Tasks to perform:
[1] Answer the following questions using the CORS ambiguity resolution text. Give each answer on its own line, marked (a), (b), (c).
(a) Who proposed array-aided precise point positioning, and in what year?
(b) Which frequency scenarios are considered?
(c) Which source is cited for the projector identity?
[2] For each statement below, say yes or no according to the CORS ambiguity resolution text, and quote the words from the text that decide it.
(a) The ambiguity resolution performance is demonstrated with field data.
(b) Only full ambiguity resolution is presented.
(c) Equation (5) is derived by applying the error propagation law.
[3] Continue the CORS ambiguity resolution text from where it stops.

GNSS antenna array-aided CORS ambiguity resolution

Abstract

Array-aided precise point positioning is a measurement concept that uses GNSS data, from multiple antennas in an array of known geometry, to realize improved GNSS parameter estimation proposed by Teunissen (IEEE Trans Signal Process 60:2870–2881, 2012). In this contribution, the benefits of array-aided CORS ambiguity resolution are explored. The mathematical model is formulated to show how the platform-array data can be reduced and how the variance matrix of the between-platform ambiguities can profit from the increased precision of the reduced platform data. The ambiguity resolution performance will be demonstrated for varying scenarios using simulation. We consider single-, dual- and triple-frequency scenarios of geometry-based and geometry-free models for different number of antennas and different standard deviations of the ionosphere-weighted constraints. The performances of both full and partial ambiguity resolution (PAR) are presented for these different scenarios. As the study shows, when full advantage is taken of the array antennas, both full and partial ambiguity resolution can be significantly improved, in some important cases even enabling instantaneous ambiguity resolution. PAR widelaning and its suboptimal character are hereby also illustrated.

Appendices

Appendix

Assuming all matrices and vectors involved have appropriate dimensions, the following properties of the Kronecker product \(\otimes \) and vectorization operator vec (Rao 1973):

$$\begin{aligned}&(AB)\otimes (CD)=(A\otimes C)(B\otimes D) \end{aligned}$$

(23)

$$\begin{aligned}&\mathtt{vec }{(ABC)}=(C^T\otimes A)\mathtt{vec }(B) \end{aligned}$$

(24)

and the projector identity (Teunissen 2003)

$$\begin{aligned} QD_r(D_r^TQD_r)^{-1}D_r^T = I_r - e_r(e_r^TQ^{-1}e_r)^{-1}e_r^TQ^{-1} \end{aligned}$$

(25)

with \(D_r^Te_r=0\), will be frequently applied in the derivations.

Appendix A: Derivation of some formulae in Sect. 2

To derive (5), we apply the error propagation law to

$$\begin{aligned} \left[ \begin{array}{l} y_1\\ \mathtt{vec }(\tilde{Y}) \end{array}\right] = \mathtt{vec }(YR_r)= (R_r^T\otimes I_{2fs}) \mathtt{vec }(Y) \end{aligned}$$

(26)

Entries shown:
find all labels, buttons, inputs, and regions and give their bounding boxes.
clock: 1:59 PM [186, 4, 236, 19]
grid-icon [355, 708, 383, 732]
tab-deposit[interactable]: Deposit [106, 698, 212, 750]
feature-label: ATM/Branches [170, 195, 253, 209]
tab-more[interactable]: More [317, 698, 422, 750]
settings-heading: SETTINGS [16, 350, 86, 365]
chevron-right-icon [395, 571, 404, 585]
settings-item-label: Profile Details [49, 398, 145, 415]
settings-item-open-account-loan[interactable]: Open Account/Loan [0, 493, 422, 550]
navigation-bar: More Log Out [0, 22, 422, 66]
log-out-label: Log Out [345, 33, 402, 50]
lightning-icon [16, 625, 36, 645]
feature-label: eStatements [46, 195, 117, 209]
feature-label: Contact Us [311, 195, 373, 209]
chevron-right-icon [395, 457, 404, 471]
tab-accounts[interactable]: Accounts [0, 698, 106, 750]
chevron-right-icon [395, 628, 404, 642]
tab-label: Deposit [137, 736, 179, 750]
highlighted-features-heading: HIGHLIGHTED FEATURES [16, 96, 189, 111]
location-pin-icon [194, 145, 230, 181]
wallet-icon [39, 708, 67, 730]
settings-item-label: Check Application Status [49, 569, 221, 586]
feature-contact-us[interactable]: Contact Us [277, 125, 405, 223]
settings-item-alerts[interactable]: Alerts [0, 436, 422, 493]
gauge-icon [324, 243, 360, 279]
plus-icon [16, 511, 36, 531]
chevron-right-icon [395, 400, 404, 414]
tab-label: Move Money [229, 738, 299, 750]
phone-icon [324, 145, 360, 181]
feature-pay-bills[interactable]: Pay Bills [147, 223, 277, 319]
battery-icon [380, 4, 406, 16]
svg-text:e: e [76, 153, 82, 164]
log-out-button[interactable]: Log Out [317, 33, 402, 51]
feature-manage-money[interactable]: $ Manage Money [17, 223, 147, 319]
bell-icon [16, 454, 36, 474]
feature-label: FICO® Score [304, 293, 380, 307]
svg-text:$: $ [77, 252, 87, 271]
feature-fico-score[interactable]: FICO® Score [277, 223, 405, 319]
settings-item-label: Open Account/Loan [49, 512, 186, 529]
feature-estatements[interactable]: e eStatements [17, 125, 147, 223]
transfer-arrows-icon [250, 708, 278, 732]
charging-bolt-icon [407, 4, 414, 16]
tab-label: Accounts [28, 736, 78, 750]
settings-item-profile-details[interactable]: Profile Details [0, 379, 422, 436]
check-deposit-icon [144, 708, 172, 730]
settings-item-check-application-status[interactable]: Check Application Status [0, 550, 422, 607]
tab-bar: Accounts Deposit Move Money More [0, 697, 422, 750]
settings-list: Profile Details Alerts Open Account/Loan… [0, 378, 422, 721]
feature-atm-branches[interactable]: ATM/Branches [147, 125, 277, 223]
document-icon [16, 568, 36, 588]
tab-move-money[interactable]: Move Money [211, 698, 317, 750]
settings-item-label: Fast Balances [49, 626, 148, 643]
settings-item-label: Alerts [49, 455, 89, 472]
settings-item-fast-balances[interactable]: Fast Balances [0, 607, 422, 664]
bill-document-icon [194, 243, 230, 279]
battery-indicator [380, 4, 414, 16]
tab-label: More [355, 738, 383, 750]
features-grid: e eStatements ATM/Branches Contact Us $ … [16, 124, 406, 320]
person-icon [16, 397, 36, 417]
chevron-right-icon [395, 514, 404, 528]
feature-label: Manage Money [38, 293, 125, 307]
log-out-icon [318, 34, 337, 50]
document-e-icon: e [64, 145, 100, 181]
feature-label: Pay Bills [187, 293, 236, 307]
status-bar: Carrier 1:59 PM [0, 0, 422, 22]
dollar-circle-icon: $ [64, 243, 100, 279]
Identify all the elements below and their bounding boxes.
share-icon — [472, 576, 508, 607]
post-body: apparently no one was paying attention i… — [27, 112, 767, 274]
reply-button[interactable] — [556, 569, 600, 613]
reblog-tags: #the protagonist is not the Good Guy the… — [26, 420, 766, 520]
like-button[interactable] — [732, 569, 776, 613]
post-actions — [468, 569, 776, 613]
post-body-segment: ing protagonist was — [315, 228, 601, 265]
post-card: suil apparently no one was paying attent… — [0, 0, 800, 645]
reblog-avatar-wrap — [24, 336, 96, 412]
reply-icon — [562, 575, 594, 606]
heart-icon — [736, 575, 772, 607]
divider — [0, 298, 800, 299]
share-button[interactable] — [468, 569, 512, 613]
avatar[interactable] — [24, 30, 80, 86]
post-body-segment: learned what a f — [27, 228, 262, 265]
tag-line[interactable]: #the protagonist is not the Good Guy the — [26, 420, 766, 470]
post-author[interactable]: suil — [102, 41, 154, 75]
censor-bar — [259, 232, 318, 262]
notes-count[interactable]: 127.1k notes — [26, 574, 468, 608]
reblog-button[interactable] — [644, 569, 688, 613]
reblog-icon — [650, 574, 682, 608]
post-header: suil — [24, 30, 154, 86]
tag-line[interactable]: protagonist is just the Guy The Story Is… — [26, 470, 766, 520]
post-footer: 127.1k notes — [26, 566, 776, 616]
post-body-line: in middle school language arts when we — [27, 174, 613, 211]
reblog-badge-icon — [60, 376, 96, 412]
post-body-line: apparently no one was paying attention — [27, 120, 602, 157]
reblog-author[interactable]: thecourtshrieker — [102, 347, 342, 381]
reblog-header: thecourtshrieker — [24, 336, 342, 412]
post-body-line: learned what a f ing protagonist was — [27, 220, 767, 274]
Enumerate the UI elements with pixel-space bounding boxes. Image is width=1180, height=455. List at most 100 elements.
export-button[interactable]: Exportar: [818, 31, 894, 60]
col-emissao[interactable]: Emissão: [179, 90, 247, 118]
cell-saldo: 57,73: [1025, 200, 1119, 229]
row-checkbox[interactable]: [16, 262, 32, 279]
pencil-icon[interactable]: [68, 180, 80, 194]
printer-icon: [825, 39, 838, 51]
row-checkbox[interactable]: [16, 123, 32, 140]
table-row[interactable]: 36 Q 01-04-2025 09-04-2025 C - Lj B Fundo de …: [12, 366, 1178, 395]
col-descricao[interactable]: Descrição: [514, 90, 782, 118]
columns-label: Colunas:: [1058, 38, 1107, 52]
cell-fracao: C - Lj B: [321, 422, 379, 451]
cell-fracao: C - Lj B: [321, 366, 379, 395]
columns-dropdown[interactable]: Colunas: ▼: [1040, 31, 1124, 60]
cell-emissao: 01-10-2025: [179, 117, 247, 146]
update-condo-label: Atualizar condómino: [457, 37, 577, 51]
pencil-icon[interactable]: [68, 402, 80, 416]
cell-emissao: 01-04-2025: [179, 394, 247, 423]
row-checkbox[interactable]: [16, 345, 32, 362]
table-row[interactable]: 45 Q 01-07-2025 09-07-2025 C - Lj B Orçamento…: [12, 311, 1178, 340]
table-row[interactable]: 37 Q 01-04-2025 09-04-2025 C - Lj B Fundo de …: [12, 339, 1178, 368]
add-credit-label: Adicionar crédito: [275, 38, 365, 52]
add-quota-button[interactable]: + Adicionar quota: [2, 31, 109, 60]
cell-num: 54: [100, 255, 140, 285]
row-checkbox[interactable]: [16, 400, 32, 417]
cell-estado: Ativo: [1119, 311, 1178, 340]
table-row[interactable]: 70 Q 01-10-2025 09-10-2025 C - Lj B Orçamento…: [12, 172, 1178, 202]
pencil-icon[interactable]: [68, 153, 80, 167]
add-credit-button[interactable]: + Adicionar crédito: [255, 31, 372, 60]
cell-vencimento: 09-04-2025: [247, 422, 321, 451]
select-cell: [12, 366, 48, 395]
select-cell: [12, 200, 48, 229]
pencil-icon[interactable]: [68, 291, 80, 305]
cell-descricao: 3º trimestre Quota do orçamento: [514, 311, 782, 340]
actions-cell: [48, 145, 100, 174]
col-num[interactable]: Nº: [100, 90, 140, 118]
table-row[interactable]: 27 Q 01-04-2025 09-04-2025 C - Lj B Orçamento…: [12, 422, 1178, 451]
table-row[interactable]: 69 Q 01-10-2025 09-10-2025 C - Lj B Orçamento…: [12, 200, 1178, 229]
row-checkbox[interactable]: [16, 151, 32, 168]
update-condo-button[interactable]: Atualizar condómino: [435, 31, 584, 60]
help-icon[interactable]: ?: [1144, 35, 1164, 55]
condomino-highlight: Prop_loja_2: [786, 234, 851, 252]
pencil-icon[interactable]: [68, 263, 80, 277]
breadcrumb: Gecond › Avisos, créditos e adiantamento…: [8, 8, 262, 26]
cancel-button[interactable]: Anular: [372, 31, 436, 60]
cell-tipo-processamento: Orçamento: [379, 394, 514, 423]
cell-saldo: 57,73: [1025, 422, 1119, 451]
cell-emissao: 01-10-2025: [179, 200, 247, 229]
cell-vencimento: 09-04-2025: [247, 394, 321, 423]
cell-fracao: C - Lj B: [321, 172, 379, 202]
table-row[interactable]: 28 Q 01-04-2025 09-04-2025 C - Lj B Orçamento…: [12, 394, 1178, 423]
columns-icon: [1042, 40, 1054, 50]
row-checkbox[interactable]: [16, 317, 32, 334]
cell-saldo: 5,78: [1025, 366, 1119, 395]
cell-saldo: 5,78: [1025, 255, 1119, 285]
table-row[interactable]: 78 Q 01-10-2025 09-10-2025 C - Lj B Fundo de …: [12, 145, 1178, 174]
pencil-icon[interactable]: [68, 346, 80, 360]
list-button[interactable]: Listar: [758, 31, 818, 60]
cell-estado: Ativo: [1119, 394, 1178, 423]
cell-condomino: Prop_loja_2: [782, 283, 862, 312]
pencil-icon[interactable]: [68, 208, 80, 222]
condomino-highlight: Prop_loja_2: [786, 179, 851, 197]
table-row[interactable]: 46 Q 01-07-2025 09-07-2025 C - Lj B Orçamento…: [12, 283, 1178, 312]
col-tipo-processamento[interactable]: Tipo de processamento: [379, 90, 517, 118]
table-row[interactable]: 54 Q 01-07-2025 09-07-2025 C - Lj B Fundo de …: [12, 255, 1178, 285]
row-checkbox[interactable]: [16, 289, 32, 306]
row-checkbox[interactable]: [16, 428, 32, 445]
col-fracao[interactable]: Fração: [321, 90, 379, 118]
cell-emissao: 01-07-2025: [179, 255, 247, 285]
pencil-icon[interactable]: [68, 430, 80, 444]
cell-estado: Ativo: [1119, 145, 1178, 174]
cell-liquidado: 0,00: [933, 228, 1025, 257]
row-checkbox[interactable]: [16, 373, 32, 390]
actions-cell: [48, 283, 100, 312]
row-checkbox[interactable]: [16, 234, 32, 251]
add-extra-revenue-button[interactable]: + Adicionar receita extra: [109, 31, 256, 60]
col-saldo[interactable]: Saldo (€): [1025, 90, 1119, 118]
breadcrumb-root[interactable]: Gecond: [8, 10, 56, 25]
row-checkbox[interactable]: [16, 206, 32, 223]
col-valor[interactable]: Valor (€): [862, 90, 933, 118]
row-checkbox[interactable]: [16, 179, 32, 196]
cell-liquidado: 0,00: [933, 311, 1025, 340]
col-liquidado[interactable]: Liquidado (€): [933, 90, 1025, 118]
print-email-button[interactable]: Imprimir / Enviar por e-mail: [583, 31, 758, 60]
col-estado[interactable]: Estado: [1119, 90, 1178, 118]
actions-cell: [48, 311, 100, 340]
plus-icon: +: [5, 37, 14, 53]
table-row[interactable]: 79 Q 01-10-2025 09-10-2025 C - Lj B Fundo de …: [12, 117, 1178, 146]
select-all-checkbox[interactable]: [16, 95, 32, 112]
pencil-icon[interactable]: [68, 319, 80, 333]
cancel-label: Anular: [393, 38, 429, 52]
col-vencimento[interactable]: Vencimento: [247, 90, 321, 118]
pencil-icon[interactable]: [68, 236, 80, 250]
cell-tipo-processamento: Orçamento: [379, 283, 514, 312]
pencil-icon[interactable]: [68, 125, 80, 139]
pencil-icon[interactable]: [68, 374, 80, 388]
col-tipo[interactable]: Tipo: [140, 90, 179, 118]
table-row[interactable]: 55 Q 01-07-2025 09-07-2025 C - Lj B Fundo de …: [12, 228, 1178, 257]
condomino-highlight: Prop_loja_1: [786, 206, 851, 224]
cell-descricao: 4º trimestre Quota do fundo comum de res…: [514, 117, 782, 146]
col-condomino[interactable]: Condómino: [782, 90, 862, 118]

Outputs for the tasks:
[1]
(a) Teunissen, 2012
(b) Single-, dual- and triple-frequency scenarios
(c) Teunissen 2003

[2]
(a) No: "The ambiguity resolution performance will be demonstrated for varying scenarios using simulation."
(b) No: "The performances of both full and partial ambiguity resolution (PAR) are presented for these different scenarios."
(c) Yes: "To derive (5), we apply the error propagation law to"

[3]
where \(R_{r}=[c_{1}, D_{r}]\). This gives

$$\begin{aligned} \mathsf{D }\left[ \begin{array}{l} y_1\\ \mathtt{vec }(\tilde{Y}) \end{array}\right]&= (R_r^T\otimes I_{2fs}) \mathsf{D }(\mathtt{vec }(Y)) (R_r\otimes I_{2fs}) \nonumber \\&= (R_r^T\otimes I_{2fs}) (Q_r\otimes Q) (R_r\otimes I_{2fs}) \nonumber \\&= \left[ \begin{array}{l@{\quad }l} c_1^TQ_rc_1 &{} c_1^TQ_rD_r \\ D_r^TQ_rc_1 &{} D_r^TQ_rD_r \end{array}\right] \otimes Q \end{aligned}$$

(27)

To derive the first equation of (8), we apply the invertible transformation (6) to (3). It follows:

$$\begin{aligned}&\Big [\big (1,~-c_1^TQ_rD_r(D_r^TQ_rD_r)^{-1}\big )\otimes I_{2fs}\Big ] \left[ \begin{array}{l} y_1\\ \mathtt{vec }(\tilde{Y}) \end{array}\right] \nonumber \\&= y_1 - (c_1^TQ_rD_r(D_r^TQ_rD_r)^{-1}\otimes I_{2fs})\mathtt{vec }(\tilde{Y}) \nonumber \\&= y_1 - \mathtt{vec }(\tilde{Y}(D_r^TQ_rD_r)^{-1}D_r^TQ_rc_1) \nonumber \\&= y_1 - YD_r(D_r^TQ_rD_r)^{-1}D_r^TQ_rc_1 \nonumber \\&= y_1 - Y \big [I_r - Q_r^{-1}e_r(e_r^TQ_r^{-1}e_r)^{-1}e_r^T \big ]c_1 \nonumber \\&= YQ_r^{-1}e_r(e_r^TQ_r^{-1}e_r)^{-1} \end{aligned}$$

(28)

where the identity (25) was applied. One can easily work out the variance matrix (8) using this identity.

Appendix B: Derivation of variance matrix (16)

For the geometry-free model, we replace \(g\) with \(I_s\) in (13) and further use the differencing matrix \(D_{2f}^T\otimes I_s\) to eliminate troposphere design matrix:

$$\begin{aligned}{}[D_{2f}^T\Gamma \otimes I_s]~~\mathrm{and}~~D_{2f}^T\tilde{Q}D_{2f}\otimes W^{-1} \end{aligned}$$

(29)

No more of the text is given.